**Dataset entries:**
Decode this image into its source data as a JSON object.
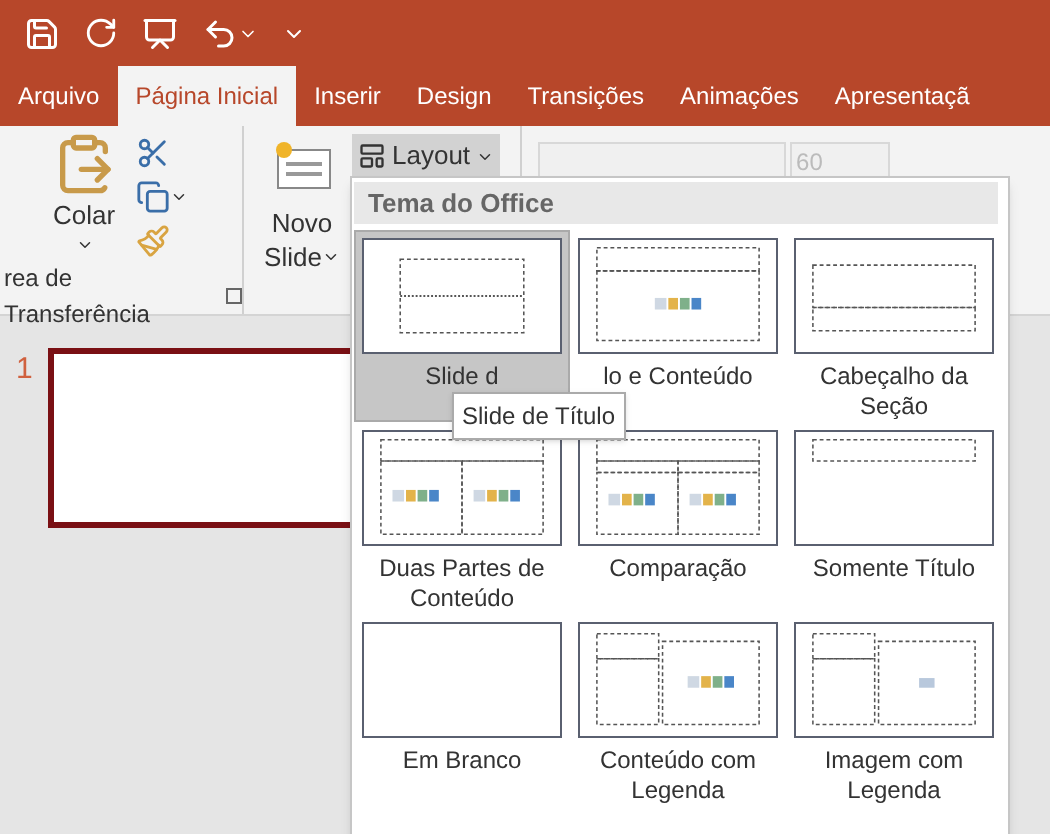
{
  "tabs": [
    {
      "label": "Arquivo",
      "selected": false
    },
    {
      "label": "Página Inicial",
      "selected": true
    },
    {
      "label": "Inserir",
      "selected": false
    },
    {
      "label": "Design",
      "selected": false
    },
    {
      "label": "Transições",
      "selected": false
    },
    {
      "label": "Animações",
      "selected": false
    },
    {
      "label": "Apresentaçã",
      "selected": false
    }
  ],
  "ribbon": {
    "paste_label": "Colar",
    "clipboard_group_label": "rea de Transferência",
    "new_slide_label": "Novo",
    "new_slide_label_2": "Slide",
    "layout_button": {
      "label": "Layout",
      "pressed": true
    },
    "font_size": "60"
  },
  "slides": [
    {
      "number": "1",
      "selected": true
    }
  ],
  "layout_menu": {
    "header": "Tema do Office",
    "tooltip": "Slide de Título",
    "items": [
      {
        "label": "Slide d",
        "kind": "title",
        "selected": true
      },
      {
        "label": "lo e Conteúdo",
        "kind": "title_content",
        "selected": false
      },
      {
        "label": "Cabeçalho da Seção",
        "kind": "section",
        "selected": false
      },
      {
        "label": "Duas Partes de Conteúdo",
        "kind": "two_content",
        "selected": false
      },
      {
        "label": "Comparação",
        "kind": "comparison",
        "selected": false
      },
      {
        "label": "Somente Título",
        "kind": "title_only",
        "selected": false
      },
      {
        "label": "Em Branco",
        "kind": "blank",
        "selected": false
      },
      {
        "label": "Conteúdo com Legenda",
        "kind": "content_caption",
        "selected": false
      },
      {
        "label": "Imagem com Legenda",
        "kind": "picture_caption",
        "selected": false
      }
    ]
  }
}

**Written instruction:** All of the records above must be copied exactly, except for the pictures.

**Correct answer:**
Decode this image into its source data as a JSON object.
{
  "tabs": [
    {
      "label": "Arquivo",
      "selected": false
    },
    {
      "label": "Página Inicial",
      "selected": true
    },
    {
      "label": "Inserir",
      "selected": false
    },
    {
      "label": "Design",
      "selected": false
    },
    {
      "label": "Transições",
      "selected": false
    },
    {
      "label": "Animações",
      "selected": false
    },
    {
      "label": "Apresentaçã",
      "selected": false
    }
  ],
  "ribbon": {
    "paste_label": "Colar",
    "clipboard_group_label": "rea de Transferência",
    "new_slide_label": "Novo",
    "new_slide_label_2": "Slide",
    "layout_button": {
      "label": "Layout",
      "pressed": true
    },
    "font_size": "60"
  },
  "slides": [
    {
      "number": "1",
      "selected": true
    }
  ],
  "layout_menu": {
    "header": "Tema do Office",
    "tooltip": "Slide de Título",
    "items": [
      {
        "label": "Slide d",
        "kind": "title",
        "selected": true
      },
      {
        "label": "lo e Conteúdo",
        "kind": "title_content",
        "selected": false
      },
      {
        "label": "Cabeçalho da Seção",
        "kind": "section",
        "selected": false
      },
      {
        "label": "Duas Partes de Conteúdo",
        "kind": "two_content",
        "selected": false
      },
      {
        "label": "Comparação",
        "kind": "comparison",
        "selected": false
      },
      {
        "label": "Somente Título",
        "kind": "title_only",
        "selected": false
      },
      {
        "label": "Em Branco",
        "kind": "blank",
        "selected": false
      },
      {
        "label": "Conteúdo com Legenda",
        "kind": "content_caption",
        "selected": false
      },
      {
        "label": "Imagem com Legenda",
        "kind": "picture_caption",
        "selected": false
      }
    ]
  }
}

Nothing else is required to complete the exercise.